◆ Required action 1 ◆
Translate this sentence from the column about body trivia into Spanish: "A joke I did allow to filter my SPAM trap concerns an auto mechanic's encounter with a heart surgeon."
◆ Required action 2 ◆
Write the next part of the column about body trivia and the heart, picking up after its final sentence.

━━━━━ Selected text ━━━━━

I usually don't read e-mail jokes that arrive unsolicited. (I enjoy doing my own solicitation, in a variety of subject areas, I might add. If you haven't been solicited by me – as yet – what can I say?)
A joke I did allow to filter my SPAM trap concerns an auto mechanic's encounter with a heart surgeon. He invites the physician whose car is in his garage to admire the mechanic's expertise.
"Tell me, doc," asks the mechanic. "Why is it that for my internal tinkering I get only 40K a year and you get one million plus?" "Good question," muses doc. "Have you tried doing your job with the motor running all the time?"
This bit of Internet chuckle neatly dovetails with yet again another paperback compendium of "superfluous factoids about your body" that I recently picked up (for my own edification during those moments of peristalsis-induced meditation that occur on a regular basis – hopefully – to one and all.)
I'm embarrassed to give the title of this 230-page cathartic. It concerns a bodily function that's taboo to the Judeo-Christian world. And I don't mean enjoyable SEX. As I give the title (written by presumably erudite, well-mannered-and-better-bred author – albeit British – Miss Francesca Gould) do have either Kleenex or a handkerchief handy to blow your nose, if indeed you must blow something!
The title (I blush): "Why You Shouldn't Eat Your Boogers & Other Useless or Gross Information About Your Body." (Tarcher/Penguin; 2007) In spite of this marketing lapse of appetite and taste, the content provides a fascinating, articulate read.
Now, without missing a 3/4 beat, back to the subject of hearts. And here's a question you now may feel free to ask at your next cocktail party (say, following so-and-so's announcement of his break up with what's-his-face): "Would the heart keep beating if separated from the body?"
Answer: "If a beating heart is removed from a human body it will continue to beat for a few seconds, and after this it will fibrillate for about five minutes." (By the way, the section,"Could a head remain alive after decapitation?" is a little more promising – and surprising – in terms of survival rate.)

━━━━━ Source material ━━━━━

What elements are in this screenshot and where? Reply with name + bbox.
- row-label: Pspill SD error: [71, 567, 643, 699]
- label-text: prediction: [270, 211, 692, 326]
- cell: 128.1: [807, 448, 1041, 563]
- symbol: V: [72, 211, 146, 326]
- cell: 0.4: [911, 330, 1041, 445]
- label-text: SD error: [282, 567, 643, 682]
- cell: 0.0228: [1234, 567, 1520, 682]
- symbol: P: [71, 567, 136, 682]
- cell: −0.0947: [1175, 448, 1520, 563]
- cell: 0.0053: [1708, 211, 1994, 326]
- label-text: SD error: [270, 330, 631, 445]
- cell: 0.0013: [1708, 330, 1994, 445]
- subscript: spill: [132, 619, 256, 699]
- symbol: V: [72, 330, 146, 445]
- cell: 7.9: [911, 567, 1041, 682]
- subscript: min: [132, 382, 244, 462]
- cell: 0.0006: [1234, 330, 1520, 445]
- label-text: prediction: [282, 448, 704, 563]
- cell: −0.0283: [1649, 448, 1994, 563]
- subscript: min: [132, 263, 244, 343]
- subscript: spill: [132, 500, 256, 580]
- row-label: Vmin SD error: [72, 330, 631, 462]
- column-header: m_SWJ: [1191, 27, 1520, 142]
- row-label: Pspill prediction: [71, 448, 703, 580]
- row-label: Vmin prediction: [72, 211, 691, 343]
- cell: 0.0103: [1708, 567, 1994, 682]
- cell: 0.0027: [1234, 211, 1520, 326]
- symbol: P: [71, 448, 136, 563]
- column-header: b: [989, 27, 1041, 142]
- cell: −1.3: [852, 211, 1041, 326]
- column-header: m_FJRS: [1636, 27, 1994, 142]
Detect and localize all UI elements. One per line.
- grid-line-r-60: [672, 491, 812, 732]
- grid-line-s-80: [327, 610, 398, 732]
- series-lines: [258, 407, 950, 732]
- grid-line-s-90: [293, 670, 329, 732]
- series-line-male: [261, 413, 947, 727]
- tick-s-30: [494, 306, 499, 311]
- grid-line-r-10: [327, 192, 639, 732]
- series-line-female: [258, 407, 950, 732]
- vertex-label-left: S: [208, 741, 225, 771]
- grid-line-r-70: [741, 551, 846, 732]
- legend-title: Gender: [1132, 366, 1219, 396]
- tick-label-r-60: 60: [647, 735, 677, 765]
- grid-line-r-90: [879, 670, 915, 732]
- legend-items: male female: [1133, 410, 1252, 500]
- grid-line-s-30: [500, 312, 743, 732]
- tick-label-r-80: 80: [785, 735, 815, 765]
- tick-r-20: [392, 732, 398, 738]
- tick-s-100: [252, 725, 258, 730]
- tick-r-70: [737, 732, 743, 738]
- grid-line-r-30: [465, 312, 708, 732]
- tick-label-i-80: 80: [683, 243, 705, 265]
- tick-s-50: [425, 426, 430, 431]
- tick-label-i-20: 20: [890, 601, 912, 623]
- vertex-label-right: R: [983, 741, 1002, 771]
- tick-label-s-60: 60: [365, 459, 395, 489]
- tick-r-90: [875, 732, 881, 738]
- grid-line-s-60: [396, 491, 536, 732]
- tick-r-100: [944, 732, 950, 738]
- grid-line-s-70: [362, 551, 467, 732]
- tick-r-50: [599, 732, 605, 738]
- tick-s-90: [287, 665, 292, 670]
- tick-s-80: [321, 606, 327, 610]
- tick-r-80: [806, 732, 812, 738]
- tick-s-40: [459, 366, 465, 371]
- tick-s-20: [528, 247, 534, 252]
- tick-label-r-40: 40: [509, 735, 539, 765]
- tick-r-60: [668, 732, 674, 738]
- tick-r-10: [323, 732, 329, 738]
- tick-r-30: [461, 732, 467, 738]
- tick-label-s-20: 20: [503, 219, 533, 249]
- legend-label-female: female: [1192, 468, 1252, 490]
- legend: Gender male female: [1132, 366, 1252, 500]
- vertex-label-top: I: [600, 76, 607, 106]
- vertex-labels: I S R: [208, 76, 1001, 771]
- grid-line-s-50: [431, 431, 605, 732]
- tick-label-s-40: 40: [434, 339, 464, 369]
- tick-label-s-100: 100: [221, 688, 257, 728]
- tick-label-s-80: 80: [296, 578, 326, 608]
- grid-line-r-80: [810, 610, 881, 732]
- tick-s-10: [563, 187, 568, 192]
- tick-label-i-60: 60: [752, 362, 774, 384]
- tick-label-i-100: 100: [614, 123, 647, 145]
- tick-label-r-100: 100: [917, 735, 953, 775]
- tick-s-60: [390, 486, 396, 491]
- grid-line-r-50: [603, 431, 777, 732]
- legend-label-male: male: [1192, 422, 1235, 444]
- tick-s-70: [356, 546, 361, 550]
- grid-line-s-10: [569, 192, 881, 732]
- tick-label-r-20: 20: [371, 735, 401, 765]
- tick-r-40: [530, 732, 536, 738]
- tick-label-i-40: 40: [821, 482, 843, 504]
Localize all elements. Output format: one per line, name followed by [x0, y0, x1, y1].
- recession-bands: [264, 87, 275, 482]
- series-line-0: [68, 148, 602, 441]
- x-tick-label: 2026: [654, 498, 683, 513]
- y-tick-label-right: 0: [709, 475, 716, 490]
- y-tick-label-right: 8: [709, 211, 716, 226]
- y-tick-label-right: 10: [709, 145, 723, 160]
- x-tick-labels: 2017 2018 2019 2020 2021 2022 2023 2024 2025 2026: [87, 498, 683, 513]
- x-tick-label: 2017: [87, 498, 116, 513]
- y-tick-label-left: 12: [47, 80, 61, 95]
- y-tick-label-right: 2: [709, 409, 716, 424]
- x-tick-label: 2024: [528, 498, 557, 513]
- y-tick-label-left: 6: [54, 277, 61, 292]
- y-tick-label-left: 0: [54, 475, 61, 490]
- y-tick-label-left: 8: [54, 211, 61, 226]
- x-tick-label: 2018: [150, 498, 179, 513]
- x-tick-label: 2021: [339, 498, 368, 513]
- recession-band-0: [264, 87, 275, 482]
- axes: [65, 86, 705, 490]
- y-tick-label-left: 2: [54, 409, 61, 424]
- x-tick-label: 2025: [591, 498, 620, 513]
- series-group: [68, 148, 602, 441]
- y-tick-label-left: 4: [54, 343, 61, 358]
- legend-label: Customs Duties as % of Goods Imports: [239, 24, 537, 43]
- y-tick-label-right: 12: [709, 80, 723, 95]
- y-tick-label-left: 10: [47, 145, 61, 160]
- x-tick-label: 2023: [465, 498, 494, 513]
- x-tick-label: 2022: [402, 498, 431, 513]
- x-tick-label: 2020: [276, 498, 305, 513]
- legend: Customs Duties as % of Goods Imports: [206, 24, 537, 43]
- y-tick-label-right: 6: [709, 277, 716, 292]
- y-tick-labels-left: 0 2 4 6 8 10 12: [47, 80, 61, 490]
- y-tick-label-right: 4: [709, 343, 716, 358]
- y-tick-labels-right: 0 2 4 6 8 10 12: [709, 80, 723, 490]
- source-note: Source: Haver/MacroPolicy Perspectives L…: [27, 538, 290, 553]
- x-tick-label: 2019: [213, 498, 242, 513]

━━━━━

◆ Expected answer 1 ◆
Un chiste que sí dejé pasar por mi filtro de SPAM trata del encuentro de un mecánico de automóviles con un cirujano cardíaco.

◆ Expected answer 2 ◆
As readers of this column are, much like myself, eclectic in their esoteric take on subjects of preternatural origin (lip-syncing drag queens excluded), this last item from "Boogers" is worth noting. It concerns an American, Claire Sylvia.
In her forties, she suffered from an incurable heart disease and had a transplant. Her new heart gave her new lease on life. Among other things. "Clair survived the operation, but noticed changes in her personality. She found she now had cravings for beer and chicken nuggets, which she had previously disliked.
"She also had strange and vivid dreams about a young man she didn't recognize." [Hold on to your LGBT pacemakers!] "Although she had been heterosexual prior to the transplant, she became attracted to women, especially if they were blond."
Turns out her heart donor was very fond of beer, chicken nuggets, blonds. (But not necessarily in that order.) And wouldn't you know, he was also the guy Clair dreamed about!
I don't know if it's related, but down the street from me there's a holy-roller preacher who recently got transplanted. Big burly. Bully pulpit type. Out to save everybody. Well, it's the damnedest thing. I saw him last Sunday in the market. He was wearing mascara. He looked heavenly, tho' fibrillating a bit at the fruit counter.